▸ Stated goal
Select and reproduce each line of the listing below that bears the string "妈妈买了".
====== Entries ======
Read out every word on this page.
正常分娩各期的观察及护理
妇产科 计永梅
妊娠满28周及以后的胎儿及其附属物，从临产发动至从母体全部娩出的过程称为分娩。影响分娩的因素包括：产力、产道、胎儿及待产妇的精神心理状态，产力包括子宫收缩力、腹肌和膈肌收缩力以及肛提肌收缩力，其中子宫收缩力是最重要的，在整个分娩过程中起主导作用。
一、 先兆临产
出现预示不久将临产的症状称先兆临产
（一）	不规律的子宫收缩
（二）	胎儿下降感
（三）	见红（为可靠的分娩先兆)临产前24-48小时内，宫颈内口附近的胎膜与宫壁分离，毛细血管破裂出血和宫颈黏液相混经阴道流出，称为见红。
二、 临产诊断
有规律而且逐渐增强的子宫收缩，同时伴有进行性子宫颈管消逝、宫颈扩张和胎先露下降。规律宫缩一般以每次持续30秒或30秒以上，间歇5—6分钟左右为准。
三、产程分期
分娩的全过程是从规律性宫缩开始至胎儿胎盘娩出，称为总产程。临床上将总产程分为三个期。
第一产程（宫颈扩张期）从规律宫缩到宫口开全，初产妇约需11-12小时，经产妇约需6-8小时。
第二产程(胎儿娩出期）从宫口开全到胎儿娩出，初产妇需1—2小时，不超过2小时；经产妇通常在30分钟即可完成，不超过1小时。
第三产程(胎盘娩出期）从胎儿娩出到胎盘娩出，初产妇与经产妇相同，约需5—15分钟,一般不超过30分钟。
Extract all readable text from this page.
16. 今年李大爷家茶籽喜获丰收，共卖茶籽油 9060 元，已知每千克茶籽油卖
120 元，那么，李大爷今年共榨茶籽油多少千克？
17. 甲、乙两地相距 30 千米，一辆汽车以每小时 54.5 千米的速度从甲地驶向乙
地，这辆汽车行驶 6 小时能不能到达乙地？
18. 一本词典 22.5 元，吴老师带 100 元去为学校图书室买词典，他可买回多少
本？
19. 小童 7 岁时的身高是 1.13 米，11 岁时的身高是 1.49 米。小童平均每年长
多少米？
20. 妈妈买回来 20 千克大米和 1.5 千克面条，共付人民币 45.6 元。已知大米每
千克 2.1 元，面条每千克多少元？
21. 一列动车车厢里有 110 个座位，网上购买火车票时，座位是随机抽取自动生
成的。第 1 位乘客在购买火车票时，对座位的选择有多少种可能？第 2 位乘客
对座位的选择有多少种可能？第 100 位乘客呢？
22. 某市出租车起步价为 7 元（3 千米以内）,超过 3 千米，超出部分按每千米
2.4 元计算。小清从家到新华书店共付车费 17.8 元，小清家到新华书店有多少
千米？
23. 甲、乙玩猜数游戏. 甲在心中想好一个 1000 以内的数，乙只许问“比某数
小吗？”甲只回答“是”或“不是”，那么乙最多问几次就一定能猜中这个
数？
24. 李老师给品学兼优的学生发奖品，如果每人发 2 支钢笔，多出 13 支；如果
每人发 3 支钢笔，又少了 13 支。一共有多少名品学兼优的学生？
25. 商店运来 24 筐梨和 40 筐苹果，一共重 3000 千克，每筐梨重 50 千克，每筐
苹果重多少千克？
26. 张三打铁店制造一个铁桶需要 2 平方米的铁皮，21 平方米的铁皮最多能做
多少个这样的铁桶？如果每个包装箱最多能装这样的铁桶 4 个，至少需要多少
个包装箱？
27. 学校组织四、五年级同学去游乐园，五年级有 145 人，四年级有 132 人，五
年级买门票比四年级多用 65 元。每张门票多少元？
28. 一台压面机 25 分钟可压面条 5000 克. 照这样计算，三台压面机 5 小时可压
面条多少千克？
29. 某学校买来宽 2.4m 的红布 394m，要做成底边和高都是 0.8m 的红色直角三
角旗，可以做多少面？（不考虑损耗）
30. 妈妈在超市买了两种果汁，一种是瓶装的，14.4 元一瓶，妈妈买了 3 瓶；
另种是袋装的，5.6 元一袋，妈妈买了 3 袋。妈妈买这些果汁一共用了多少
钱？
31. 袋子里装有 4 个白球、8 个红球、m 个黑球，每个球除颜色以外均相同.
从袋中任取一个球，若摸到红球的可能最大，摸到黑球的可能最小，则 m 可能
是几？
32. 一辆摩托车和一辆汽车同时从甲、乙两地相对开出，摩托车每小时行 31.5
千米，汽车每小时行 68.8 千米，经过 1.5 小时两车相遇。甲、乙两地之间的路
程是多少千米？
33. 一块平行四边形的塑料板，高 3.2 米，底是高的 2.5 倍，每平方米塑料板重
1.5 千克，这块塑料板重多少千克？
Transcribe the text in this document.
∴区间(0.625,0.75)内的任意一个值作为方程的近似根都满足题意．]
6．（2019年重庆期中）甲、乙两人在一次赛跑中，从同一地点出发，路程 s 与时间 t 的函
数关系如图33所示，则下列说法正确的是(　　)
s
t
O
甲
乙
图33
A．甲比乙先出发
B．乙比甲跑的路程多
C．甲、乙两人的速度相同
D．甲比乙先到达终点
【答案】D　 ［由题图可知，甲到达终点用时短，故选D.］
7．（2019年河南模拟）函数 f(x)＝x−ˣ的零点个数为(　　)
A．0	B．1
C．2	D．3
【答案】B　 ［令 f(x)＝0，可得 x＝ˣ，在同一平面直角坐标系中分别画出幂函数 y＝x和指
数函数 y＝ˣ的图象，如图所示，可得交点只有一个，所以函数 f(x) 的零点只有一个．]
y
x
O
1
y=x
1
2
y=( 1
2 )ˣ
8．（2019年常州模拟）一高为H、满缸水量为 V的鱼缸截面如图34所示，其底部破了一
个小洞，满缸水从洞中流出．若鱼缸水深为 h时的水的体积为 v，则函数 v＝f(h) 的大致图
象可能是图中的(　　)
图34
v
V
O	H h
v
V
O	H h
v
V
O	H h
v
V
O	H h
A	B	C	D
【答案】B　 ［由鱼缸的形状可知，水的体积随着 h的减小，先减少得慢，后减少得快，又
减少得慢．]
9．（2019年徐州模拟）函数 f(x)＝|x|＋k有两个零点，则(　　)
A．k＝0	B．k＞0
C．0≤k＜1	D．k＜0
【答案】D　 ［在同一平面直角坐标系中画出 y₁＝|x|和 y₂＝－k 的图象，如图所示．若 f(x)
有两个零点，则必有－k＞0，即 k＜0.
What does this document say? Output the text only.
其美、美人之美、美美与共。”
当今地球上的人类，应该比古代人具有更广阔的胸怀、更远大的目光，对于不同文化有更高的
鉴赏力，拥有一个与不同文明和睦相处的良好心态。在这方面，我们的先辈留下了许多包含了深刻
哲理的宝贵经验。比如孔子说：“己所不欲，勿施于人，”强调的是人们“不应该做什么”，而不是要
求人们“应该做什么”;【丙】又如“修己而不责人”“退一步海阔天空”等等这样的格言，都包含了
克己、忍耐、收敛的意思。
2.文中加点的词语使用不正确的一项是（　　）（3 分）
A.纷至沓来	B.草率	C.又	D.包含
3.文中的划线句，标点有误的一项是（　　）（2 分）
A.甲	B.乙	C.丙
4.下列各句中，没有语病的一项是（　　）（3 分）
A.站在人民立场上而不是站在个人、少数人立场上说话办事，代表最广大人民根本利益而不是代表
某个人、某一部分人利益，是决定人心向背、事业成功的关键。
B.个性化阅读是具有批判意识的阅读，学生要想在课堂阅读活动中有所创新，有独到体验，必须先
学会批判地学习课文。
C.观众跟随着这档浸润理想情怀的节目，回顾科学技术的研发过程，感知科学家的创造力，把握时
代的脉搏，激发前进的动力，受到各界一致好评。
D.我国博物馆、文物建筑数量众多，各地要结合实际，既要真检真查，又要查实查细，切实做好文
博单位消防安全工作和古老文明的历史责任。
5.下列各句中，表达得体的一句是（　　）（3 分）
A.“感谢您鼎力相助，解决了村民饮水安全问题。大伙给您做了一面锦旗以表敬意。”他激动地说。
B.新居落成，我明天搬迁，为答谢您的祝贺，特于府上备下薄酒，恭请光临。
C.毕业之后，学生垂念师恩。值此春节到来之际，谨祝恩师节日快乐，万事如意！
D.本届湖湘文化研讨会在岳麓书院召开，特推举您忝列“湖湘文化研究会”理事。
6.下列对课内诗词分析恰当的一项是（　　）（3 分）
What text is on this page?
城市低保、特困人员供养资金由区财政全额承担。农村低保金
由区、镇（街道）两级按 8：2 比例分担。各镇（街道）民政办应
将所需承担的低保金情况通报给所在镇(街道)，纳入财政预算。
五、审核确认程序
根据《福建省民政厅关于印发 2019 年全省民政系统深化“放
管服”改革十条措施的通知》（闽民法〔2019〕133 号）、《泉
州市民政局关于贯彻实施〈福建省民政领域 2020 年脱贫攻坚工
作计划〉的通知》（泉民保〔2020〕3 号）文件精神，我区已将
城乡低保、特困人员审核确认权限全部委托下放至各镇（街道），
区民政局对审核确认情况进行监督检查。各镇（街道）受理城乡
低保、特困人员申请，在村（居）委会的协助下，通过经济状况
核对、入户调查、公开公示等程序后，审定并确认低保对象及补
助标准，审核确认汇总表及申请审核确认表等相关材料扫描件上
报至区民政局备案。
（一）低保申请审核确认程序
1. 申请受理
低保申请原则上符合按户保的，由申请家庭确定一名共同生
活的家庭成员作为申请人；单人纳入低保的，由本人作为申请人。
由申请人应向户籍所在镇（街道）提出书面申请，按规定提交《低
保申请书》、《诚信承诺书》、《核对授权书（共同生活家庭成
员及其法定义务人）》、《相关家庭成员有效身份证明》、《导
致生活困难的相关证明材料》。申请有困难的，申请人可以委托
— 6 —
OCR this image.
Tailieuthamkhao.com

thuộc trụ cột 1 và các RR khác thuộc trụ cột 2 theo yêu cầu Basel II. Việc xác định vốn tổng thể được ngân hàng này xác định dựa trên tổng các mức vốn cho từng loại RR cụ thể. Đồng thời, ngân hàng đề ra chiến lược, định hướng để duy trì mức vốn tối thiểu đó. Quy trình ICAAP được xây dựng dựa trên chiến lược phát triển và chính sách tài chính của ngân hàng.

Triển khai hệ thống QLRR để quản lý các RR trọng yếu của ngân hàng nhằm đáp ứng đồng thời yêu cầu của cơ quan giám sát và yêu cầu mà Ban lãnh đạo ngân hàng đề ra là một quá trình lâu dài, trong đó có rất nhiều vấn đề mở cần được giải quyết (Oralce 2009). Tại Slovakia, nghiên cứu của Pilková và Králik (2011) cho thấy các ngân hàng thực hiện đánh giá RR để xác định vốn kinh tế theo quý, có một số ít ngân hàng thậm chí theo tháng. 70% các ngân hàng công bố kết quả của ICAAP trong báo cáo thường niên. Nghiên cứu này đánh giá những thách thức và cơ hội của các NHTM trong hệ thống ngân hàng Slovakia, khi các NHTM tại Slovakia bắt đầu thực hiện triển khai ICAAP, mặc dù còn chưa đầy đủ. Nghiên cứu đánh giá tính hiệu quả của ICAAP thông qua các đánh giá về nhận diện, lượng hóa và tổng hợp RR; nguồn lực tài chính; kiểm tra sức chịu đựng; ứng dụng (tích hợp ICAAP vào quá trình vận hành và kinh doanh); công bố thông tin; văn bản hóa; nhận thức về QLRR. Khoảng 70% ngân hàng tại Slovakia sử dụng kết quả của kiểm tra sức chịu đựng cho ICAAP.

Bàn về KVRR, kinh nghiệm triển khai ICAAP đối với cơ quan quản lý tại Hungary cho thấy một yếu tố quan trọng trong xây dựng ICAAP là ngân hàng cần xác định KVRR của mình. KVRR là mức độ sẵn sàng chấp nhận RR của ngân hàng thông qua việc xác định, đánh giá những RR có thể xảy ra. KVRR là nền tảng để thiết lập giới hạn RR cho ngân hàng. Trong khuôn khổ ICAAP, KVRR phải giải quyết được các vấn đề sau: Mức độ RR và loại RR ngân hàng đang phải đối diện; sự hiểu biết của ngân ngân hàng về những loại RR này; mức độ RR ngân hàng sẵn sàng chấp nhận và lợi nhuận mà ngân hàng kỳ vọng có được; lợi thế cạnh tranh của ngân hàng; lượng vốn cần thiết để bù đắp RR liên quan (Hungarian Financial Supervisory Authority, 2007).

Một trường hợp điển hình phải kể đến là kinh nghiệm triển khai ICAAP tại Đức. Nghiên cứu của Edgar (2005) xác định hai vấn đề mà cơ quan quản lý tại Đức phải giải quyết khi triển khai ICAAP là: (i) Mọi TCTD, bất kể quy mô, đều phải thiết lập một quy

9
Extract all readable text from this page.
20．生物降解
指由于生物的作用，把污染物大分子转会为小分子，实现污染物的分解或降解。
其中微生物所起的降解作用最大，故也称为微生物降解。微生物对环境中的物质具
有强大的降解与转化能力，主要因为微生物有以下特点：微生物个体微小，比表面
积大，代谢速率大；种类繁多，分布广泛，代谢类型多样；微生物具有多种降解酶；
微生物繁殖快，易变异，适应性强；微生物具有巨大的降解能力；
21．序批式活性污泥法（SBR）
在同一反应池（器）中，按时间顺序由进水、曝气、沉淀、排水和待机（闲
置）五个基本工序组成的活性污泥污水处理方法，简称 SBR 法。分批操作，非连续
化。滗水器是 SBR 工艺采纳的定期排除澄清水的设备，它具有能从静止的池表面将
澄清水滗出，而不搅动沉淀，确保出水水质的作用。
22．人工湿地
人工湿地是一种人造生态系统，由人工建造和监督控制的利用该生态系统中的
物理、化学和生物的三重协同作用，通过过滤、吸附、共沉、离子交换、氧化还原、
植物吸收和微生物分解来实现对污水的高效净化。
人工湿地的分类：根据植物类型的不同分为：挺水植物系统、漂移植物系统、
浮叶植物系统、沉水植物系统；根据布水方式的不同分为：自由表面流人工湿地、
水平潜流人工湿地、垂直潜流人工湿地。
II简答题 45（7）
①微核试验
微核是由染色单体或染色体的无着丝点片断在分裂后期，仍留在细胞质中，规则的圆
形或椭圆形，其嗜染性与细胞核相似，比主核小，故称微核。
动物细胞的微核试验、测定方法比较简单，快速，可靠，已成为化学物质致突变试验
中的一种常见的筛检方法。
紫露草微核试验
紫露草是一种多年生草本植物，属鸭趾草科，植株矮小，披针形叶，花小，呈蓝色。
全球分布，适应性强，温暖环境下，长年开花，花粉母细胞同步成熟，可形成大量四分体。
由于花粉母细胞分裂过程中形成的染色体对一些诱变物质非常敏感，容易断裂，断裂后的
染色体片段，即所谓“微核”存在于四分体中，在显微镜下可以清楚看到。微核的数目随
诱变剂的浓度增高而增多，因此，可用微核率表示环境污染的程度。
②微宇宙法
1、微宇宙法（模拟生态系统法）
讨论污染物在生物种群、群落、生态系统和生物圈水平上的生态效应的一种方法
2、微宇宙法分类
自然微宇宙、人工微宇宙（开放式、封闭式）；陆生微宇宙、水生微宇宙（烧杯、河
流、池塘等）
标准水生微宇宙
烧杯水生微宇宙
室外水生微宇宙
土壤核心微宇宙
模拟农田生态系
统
======
▸ Exercise answer
30. 妈妈在超市买了两种果汁，一种是瓶装的，14.4 元一瓶，妈妈买了 3 瓶；
另种是袋装的，5.6 元一袋，妈妈买了 3 袋。妈妈买这些果汁一共用了多少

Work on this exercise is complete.